=== Task requirements ===
Word for word, transcribe the lines from the one containing "Enumerate this screenshot's" through the end of the entries, both included, and nothing else.

□ □ □ □ □

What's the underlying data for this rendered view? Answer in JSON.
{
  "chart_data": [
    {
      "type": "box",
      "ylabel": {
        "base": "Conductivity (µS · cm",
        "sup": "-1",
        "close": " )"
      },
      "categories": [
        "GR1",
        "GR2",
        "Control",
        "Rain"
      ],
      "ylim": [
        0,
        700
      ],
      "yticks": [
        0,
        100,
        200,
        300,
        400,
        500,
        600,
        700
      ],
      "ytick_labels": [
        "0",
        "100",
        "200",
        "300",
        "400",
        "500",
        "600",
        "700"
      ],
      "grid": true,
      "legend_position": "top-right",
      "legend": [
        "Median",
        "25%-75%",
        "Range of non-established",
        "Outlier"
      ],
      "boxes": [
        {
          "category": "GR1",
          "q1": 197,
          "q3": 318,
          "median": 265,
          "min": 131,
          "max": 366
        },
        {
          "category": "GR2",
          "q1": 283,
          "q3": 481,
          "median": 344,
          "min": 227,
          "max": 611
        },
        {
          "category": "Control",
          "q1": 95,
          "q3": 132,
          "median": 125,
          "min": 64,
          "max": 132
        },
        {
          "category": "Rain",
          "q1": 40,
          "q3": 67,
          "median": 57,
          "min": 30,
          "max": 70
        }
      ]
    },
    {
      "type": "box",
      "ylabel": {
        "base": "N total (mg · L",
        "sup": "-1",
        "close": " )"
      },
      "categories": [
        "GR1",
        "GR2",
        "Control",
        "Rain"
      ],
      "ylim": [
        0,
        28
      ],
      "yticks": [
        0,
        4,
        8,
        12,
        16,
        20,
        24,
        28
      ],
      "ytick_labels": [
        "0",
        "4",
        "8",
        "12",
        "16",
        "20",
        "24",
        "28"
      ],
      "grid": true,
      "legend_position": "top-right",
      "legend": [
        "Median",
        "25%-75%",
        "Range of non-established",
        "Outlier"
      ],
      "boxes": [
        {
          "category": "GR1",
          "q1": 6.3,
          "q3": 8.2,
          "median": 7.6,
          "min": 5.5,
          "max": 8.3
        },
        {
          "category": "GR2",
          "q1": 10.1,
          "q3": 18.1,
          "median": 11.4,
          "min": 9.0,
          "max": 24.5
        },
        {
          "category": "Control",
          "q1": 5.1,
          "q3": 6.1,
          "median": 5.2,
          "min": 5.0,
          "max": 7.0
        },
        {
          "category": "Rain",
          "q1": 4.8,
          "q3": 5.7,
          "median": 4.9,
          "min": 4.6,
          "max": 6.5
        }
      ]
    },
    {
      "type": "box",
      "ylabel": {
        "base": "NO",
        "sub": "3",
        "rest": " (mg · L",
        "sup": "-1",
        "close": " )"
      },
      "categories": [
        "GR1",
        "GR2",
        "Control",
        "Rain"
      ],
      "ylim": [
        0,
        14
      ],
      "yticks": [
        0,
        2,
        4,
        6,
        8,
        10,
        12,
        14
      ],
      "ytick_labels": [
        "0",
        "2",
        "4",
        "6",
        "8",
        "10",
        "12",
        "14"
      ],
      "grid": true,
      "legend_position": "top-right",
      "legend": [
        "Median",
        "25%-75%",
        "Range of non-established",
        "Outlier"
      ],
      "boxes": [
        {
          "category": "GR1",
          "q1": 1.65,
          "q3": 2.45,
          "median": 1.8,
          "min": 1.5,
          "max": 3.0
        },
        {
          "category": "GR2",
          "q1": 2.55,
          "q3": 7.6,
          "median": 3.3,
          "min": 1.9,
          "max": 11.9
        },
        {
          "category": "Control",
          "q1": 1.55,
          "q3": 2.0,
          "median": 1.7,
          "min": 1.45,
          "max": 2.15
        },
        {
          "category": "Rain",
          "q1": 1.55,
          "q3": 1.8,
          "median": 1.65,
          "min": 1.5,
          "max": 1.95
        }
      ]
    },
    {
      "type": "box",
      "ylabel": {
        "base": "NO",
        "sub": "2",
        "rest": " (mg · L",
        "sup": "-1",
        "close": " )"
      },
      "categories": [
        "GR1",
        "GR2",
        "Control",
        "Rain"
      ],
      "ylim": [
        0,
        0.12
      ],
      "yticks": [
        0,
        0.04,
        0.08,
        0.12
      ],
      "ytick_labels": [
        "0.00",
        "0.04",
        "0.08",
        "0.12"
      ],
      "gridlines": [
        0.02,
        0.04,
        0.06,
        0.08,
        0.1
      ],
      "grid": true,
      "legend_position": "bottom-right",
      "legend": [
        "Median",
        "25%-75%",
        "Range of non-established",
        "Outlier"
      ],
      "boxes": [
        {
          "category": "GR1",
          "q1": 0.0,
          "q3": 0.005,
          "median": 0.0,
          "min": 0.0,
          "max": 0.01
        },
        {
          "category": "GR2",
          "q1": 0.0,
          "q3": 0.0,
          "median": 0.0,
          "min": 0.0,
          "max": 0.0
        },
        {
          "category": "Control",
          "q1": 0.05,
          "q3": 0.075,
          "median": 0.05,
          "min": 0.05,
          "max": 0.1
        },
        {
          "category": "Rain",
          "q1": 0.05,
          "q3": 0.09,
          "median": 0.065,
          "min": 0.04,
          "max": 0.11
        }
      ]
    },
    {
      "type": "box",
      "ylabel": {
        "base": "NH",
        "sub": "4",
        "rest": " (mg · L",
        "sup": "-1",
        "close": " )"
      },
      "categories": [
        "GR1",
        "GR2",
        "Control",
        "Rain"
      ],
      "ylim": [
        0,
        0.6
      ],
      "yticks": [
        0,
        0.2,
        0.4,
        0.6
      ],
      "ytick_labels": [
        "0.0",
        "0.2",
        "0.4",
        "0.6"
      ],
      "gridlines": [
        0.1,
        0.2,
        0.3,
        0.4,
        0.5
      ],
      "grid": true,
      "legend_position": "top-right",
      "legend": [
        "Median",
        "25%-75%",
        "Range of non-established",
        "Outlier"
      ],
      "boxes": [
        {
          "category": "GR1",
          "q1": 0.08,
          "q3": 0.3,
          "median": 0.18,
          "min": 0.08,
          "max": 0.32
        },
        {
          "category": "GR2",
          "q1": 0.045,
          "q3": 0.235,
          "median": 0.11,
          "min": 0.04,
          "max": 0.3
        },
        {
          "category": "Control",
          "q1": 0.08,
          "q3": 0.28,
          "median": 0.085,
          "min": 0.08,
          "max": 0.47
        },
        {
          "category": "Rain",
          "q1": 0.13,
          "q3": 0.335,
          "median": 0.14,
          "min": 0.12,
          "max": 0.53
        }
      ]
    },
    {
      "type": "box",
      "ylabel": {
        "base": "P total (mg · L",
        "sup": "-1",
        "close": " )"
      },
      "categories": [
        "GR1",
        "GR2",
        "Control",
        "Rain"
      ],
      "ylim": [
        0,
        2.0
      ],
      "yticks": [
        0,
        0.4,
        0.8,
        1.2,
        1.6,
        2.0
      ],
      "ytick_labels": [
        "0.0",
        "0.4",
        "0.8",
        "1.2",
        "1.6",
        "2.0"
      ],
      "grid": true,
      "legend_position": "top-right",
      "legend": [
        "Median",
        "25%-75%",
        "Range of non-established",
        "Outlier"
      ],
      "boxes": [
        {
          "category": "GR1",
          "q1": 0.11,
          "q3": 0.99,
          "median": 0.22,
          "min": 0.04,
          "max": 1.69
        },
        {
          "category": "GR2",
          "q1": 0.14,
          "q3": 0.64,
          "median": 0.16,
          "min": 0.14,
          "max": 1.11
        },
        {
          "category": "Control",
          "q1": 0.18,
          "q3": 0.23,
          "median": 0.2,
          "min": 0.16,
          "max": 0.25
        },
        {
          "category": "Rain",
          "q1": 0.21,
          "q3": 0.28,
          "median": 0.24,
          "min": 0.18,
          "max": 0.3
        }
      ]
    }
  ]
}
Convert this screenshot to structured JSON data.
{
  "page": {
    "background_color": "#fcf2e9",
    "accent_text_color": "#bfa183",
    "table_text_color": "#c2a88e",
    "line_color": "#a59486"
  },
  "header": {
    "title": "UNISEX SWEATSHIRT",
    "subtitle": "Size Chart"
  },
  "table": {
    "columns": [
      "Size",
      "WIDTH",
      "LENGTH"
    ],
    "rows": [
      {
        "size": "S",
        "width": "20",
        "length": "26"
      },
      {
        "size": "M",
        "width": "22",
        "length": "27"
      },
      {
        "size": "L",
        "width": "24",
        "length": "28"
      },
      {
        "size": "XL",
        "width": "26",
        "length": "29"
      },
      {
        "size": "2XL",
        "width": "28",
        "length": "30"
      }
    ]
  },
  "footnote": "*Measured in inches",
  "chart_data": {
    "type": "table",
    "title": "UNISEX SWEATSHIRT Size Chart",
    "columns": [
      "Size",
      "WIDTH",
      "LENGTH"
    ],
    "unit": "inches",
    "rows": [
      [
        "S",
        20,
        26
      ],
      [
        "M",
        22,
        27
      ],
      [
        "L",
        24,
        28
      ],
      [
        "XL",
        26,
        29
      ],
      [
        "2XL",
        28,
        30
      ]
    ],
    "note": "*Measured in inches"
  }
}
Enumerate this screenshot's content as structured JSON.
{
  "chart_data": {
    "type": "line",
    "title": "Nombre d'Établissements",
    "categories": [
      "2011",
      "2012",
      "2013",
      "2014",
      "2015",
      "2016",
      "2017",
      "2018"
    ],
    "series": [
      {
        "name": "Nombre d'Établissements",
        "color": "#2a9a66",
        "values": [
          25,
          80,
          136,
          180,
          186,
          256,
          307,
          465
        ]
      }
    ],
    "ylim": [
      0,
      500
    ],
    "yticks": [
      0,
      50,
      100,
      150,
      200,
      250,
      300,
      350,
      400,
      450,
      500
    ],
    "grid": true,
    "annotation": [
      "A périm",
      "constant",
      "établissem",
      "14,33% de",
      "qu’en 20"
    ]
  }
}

□ □ □ □ □

=== Correct answer ===
Enumerate this screenshot's content as structured JSON.
{
  "chart_data": {
    "type": "line",
    "title": "Nombre d'Établissements",
    "categories": [
      "2011",
      "2012",
      "2013",
      "2014",
      "2015",
      "2016",
      "2017",
      "2018"
    ],
    "series": [
      {
        "name": "Nombre d'Établissements",
        "color": "#2a9a66",
        "values": [
          25,
          80,
          136,
          180,
          186,
          256,
          307,
          465
        ]
      }
    ],
    "ylim": [
      0,
      500
    ],
    "yticks": [
      0,
      50,
      100,
      150,
      200,
      250,
      300,
      350,
      400,
      450,
      500
    ],
    "grid": true,
    "annotation": [
      "A périm",
      "constant",
      "établissem",
      "14,33% de",
      "qu’en 20"
    ]
  }
}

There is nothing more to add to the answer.